> **Challenge**:
Below are records to repeat exactly. Omit the pictures from the copy.

>> start Material for the task

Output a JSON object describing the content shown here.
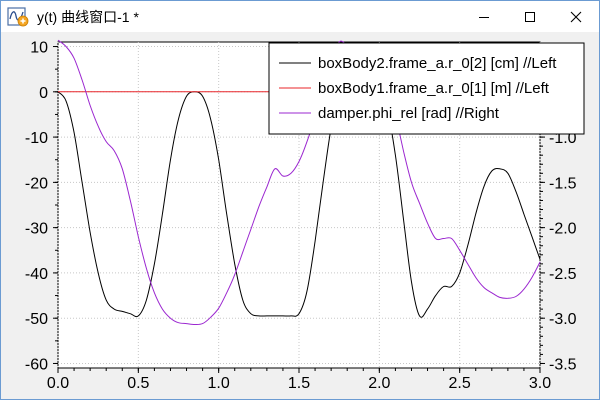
{
  "window": {
    "title": "y(t) 曲线窗口-1 *",
    "icons": {
      "app": "plot-window-icon",
      "minimize": "minimize-icon",
      "maximize": "maximize-icon",
      "close": "close-icon"
    }
  },
  "chart_data": {
    "type": "line",
    "title": "",
    "xlabel": "",
    "ylabel_left": "",
    "ylabel_right": "",
    "xlim": [
      0,
      3
    ],
    "ylim_left": [
      -61,
      11
    ],
    "ylim_right": [
      -3.55,
      0.05
    ],
    "x_ticks": [
      "0.0",
      "0.5",
      "1.0",
      "1.5",
      "2.0",
      "2.5",
      "3.0"
    ],
    "y_left_ticks": [
      "10",
      "0",
      "-10",
      "-20",
      "-30",
      "-40",
      "-50",
      "-60"
    ],
    "y_right_ticks": [
      "-1.0",
      "-1.5",
      "-2.0",
      "-2.5",
      "-3.0",
      "-3.5"
    ],
    "grid": true,
    "legend_position": "top-right",
    "series": [
      {
        "name": "boxBody2.frame_a.r_0[2] [cm] //Left",
        "color": "#000000",
        "axis": "left",
        "x": [
          0.0,
          0.05,
          0.1,
          0.15,
          0.2,
          0.25,
          0.3,
          0.35,
          0.4,
          0.45,
          0.5,
          0.55,
          0.6,
          0.65,
          0.7,
          0.75,
          0.8,
          0.85,
          0.9,
          0.95,
          1.0,
          1.05,
          1.1,
          1.15,
          1.2,
          1.25,
          1.3,
          1.35,
          1.4,
          1.45,
          1.5,
          1.55,
          1.6,
          1.65,
          1.7,
          1.75,
          1.8,
          1.85,
          1.9,
          1.95,
          2.0,
          2.05,
          2.1,
          2.15,
          2.2,
          2.25,
          2.3,
          2.35,
          2.4,
          2.45,
          2.5,
          2.55,
          2.6,
          2.65,
          2.7,
          2.75,
          2.8,
          2.85,
          2.9,
          2.95,
          3.0
        ],
        "y": [
          0,
          -2,
          -9,
          -20,
          -31,
          -40,
          -46,
          -48,
          -48.5,
          -49,
          -49.5,
          -46,
          -38,
          -27,
          -15,
          -6,
          -1,
          0,
          -1,
          -6,
          -15,
          -27,
          -38,
          -46,
          -49,
          -49.5,
          -49.5,
          -49.5,
          -49.5,
          -49.5,
          -49,
          -44,
          -33,
          -20,
          -8,
          -1,
          0,
          -1,
          -3,
          -2,
          -1,
          -4,
          -14,
          -28,
          -42,
          -49.5,
          -48,
          -45,
          -43,
          -43,
          -40,
          -34,
          -27,
          -21,
          -17.5,
          -17,
          -18,
          -22,
          -27,
          -32,
          -37
        ]
      },
      {
        "name": "boxBody1.frame_a.r_0[1] [m] //Left",
        "color": "#e8262a",
        "axis": "left",
        "x": [
          0.0,
          3.0
        ],
        "y": [
          0,
          0
        ]
      },
      {
        "name": "damper.phi_rel [rad] //Right",
        "color": "#9b27d0",
        "axis": "right",
        "x": [
          0.0,
          0.05,
          0.1,
          0.15,
          0.2,
          0.25,
          0.3,
          0.35,
          0.4,
          0.45,
          0.5,
          0.55,
          0.6,
          0.65,
          0.7,
          0.75,
          0.8,
          0.85,
          0.9,
          0.95,
          1.0,
          1.05,
          1.1,
          1.15,
          1.2,
          1.25,
          1.3,
          1.35,
          1.4,
          1.45,
          1.5,
          1.55,
          1.6,
          1.65,
          1.7,
          1.75,
          1.8,
          1.85,
          1.9,
          1.95,
          2.0,
          2.05,
          2.1,
          2.15,
          2.2,
          2.25,
          2.3,
          2.35,
          2.4,
          2.45,
          2.5,
          2.55,
          2.6,
          2.65,
          2.7,
          2.75,
          2.8,
          2.85,
          2.9,
          2.95,
          3.0
        ],
        "y": [
          0.07,
          0.0,
          -0.13,
          -0.37,
          -0.65,
          -0.88,
          -1.05,
          -1.15,
          -1.35,
          -1.7,
          -2.1,
          -2.45,
          -2.72,
          -2.9,
          -3.0,
          -3.05,
          -3.06,
          -3.07,
          -3.06,
          -2.99,
          -2.89,
          -2.72,
          -2.52,
          -2.27,
          -2.02,
          -1.77,
          -1.55,
          -1.35,
          -1.43,
          -1.4,
          -1.27,
          -1.05,
          -0.78,
          -0.46,
          -0.17,
          0.05,
          0.02,
          0.0,
          0.02,
          0.0,
          -0.1,
          -0.36,
          -0.75,
          -1.15,
          -1.5,
          -1.73,
          -1.95,
          -2.12,
          -2.12,
          -2.12,
          -2.25,
          -2.4,
          -2.55,
          -2.66,
          -2.72,
          -2.77,
          -2.78,
          -2.76,
          -2.68,
          -2.55,
          -2.38
        ]
      }
    ]
  }
}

>> end Material for the task

> **The answer**:
Output a JSON object describing the content shown here.
{
  "window": {
    "title": "y(t) 曲线窗口-1 *",
    "icons": {
      "app": "plot-window-icon",
      "minimize": "minimize-icon",
      "maximize": "maximize-icon",
      "close": "close-icon"
    }
  },
  "chart_data": {
    "type": "line",
    "title": "",
    "xlabel": "",
    "ylabel_left": "",
    "ylabel_right": "",
    "xlim": [
      0,
      3
    ],
    "ylim_left": [
      -61,
      11
    ],
    "ylim_right": [
      -3.55,
      0.05
    ],
    "x_ticks": [
      "0.0",
      "0.5",
      "1.0",
      "1.5",
      "2.0",
      "2.5",
      "3.0"
    ],
    "y_left_ticks": [
      "10",
      "0",
      "-10",
      "-20",
      "-30",
      "-40",
      "-50",
      "-60"
    ],
    "y_right_ticks": [
      "-1.0",
      "-1.5",
      "-2.0",
      "-2.5",
      "-3.0",
      "-3.5"
    ],
    "grid": true,
    "legend_position": "top-right",
    "series": [
      {
        "name": "boxBody2.frame_a.r_0[2] [cm] //Left",
        "color": "#000000",
        "axis": "left",
        "x": [
          0.0,
          0.05,
          0.1,
          0.15,
          0.2,
          0.25,
          0.3,
          0.35,
          0.4,
          0.45,
          0.5,
          0.55,
          0.6,
          0.65,
          0.7,
          0.75,
          0.8,
          0.85,
          0.9,
          0.95,
          1.0,
          1.05,
          1.1,
          1.15,
          1.2,
          1.25,
          1.3,
          1.35,
          1.4,
          1.45,
          1.5,
          1.55,
          1.6,
          1.65,
          1.7,
          1.75,
          1.8,
          1.85,
          1.9,
          1.95,
          2.0,
          2.05,
          2.1,
          2.15,
          2.2,
          2.25,
          2.3,
          2.35,
          2.4,
          2.45,
          2.5,
          2.55,
          2.6,
          2.65,
          2.7,
          2.75,
          2.8,
          2.85,
          2.9,
          2.95,
          3.0
        ],
        "y": [
          0,
          -2,
          -9,
          -20,
          -31,
          -40,
          -46,
          -48,
          -48.5,
          -49,
          -49.5,
          -46,
          -38,
          -27,
          -15,
          -6,
          -1,
          0,
          -1,
          -6,
          -15,
          -27,
          -38,
          -46,
          -49,
          -49.5,
          -49.5,
          -49.5,
          -49.5,
          -49.5,
          -49,
          -44,
          -33,
          -20,
          -8,
          -1,
          0,
          -1,
          -3,
          -2,
          -1,
          -4,
          -14,
          -28,
          -42,
          -49.5,
          -48,
          -45,
          -43,
          -43,
          -40,
          -34,
          -27,
          -21,
          -17.5,
          -17,
          -18,
          -22,
          -27,
          -32,
          -37
        ]
      },
      {
        "name": "boxBody1.frame_a.r_0[1] [m] //Left",
        "color": "#e8262a",
        "axis": "left",
        "x": [
          0.0,
          3.0
        ],
        "y": [
          0,
          0
        ]
      },
      {
        "name": "damper.phi_rel [rad] //Right",
        "color": "#9b27d0",
        "axis": "right",
        "x": [
          0.0,
          0.05,
          0.1,
          0.15,
          0.2,
          0.25,
          0.3,
          0.35,
          0.4,
          0.45,
          0.5,
          0.55,
          0.6,
          0.65,
          0.7,
          0.75,
          0.8,
          0.85,
          0.9,
          0.95,
          1.0,
          1.05,
          1.1,
          1.15,
          1.2,
          1.25,
          1.3,
          1.35,
          1.4,
          1.45,
          1.5,
          1.55,
          1.6,
          1.65,
          1.7,
          1.75,
          1.8,
          1.85,
          1.9,
          1.95,
          2.0,
          2.05,
          2.1,
          2.15,
          2.2,
          2.25,
          2.3,
          2.35,
          2.4,
          2.45,
          2.5,
          2.55,
          2.6,
          2.65,
          2.7,
          2.75,
          2.8,
          2.85,
          2.9,
          2.95,
          3.0
        ],
        "y": [
          0.07,
          0.0,
          -0.13,
          -0.37,
          -0.65,
          -0.88,
          -1.05,
          -1.15,
          -1.35,
          -1.7,
          -2.1,
          -2.45,
          -2.72,
          -2.9,
          -3.0,
          -3.05,
          -3.06,
          -3.07,
          -3.06,
          -2.99,
          -2.89,
          -2.72,
          -2.52,
          -2.27,
          -2.02,
          -1.77,
          -1.55,
          -1.35,
          -1.43,
          -1.4,
          -1.27,
          -1.05,
          -0.78,
          -0.46,
          -0.17,
          0.05,
          0.02,
          0.0,
          0.02,
          0.0,
          -0.1,
          -0.36,
          -0.75,
          -1.15,
          -1.5,
          -1.73,
          -1.95,
          -2.12,
          -2.12,
          -2.12,
          -2.25,
          -2.4,
          -2.55,
          -2.66,
          -2.72,
          -2.77,
          -2.78,
          -2.76,
          -2.68,
          -2.55,
          -2.38
        ]
      }
    ]
  }
}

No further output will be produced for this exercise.